Written instruction
Show each line that has the string "Digital" in it.

---

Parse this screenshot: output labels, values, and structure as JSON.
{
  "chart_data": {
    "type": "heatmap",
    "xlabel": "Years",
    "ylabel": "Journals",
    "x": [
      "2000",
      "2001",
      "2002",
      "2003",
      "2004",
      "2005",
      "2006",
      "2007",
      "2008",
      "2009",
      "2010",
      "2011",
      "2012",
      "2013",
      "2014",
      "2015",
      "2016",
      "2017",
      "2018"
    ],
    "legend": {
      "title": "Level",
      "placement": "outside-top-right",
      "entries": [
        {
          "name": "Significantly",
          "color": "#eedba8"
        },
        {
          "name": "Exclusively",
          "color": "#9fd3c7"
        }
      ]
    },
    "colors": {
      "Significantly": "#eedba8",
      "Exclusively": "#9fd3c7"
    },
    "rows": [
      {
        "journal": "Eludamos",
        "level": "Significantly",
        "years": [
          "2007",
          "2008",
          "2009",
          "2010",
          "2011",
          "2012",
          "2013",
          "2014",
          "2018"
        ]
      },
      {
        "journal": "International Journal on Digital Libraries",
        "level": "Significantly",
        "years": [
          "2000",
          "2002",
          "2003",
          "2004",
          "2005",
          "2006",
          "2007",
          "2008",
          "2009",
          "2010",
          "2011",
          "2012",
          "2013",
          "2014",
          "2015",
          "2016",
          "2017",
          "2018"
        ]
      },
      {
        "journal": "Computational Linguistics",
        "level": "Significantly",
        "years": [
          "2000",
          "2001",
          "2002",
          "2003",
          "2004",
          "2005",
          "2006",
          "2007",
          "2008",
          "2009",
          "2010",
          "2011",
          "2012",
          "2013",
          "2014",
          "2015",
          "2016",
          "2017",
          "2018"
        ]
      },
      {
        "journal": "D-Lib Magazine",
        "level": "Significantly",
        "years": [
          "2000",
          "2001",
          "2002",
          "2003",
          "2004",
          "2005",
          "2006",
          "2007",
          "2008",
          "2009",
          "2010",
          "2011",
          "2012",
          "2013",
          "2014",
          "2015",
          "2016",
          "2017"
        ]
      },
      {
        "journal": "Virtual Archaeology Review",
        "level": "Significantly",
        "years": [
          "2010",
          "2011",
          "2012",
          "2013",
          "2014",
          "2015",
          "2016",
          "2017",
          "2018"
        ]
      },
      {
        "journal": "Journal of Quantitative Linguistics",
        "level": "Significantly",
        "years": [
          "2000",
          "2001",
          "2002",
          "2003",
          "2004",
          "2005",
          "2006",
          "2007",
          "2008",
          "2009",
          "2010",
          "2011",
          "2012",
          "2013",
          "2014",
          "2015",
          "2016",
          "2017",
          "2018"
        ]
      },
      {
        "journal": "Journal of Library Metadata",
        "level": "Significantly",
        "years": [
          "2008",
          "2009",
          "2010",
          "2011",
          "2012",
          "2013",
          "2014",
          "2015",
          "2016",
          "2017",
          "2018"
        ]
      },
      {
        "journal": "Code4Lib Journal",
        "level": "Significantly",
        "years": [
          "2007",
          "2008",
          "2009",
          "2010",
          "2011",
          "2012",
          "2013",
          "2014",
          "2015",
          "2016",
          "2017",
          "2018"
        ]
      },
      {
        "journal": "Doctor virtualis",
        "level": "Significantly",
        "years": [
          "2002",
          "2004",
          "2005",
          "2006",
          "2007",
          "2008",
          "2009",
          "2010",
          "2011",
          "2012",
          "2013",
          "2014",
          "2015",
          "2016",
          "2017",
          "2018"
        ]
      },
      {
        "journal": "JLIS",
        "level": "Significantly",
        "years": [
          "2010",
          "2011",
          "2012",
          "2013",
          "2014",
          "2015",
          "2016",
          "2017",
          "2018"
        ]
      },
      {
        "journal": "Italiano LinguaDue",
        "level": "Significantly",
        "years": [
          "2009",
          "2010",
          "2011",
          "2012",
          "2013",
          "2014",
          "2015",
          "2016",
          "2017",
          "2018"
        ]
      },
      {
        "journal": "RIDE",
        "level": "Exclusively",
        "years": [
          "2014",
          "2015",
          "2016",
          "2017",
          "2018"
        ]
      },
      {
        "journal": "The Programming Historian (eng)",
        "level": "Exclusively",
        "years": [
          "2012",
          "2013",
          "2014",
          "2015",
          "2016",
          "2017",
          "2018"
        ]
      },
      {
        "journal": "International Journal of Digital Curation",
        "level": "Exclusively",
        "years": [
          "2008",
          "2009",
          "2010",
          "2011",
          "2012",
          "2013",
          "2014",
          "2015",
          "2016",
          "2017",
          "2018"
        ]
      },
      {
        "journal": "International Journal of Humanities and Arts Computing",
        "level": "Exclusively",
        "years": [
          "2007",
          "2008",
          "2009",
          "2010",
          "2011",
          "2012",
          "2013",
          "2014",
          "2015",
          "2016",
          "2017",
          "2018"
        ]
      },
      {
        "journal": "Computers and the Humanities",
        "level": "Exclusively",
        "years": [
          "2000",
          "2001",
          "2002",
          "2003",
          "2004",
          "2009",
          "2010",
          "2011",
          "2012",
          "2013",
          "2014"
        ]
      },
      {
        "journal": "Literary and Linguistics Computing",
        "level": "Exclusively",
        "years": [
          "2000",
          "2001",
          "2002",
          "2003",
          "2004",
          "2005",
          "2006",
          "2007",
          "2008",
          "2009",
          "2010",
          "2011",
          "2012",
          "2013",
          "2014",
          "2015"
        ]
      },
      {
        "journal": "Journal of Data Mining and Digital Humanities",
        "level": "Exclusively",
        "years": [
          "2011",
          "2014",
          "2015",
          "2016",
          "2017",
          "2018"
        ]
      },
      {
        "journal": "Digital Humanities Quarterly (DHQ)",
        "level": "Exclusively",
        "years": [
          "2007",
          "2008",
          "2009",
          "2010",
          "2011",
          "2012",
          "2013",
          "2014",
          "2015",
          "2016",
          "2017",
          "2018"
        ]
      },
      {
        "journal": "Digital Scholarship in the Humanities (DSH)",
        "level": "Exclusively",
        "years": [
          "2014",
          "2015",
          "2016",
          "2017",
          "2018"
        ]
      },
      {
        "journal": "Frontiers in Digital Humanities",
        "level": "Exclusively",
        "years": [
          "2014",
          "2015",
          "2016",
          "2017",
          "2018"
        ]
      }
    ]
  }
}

---

Result of this exercise
        "journal": "International Journal on Digital Libraries",
        "journal": "International Journal of Digital Curation",
        "journal": "Journal of Data Mining and Digital Humanities",
        "journal": "Digital Humanities Quarterly (DHQ)",
        "journal": "Digital Scholarship in the Humanities (DSH)",
        "journal": "Frontiers in Digital Humanities",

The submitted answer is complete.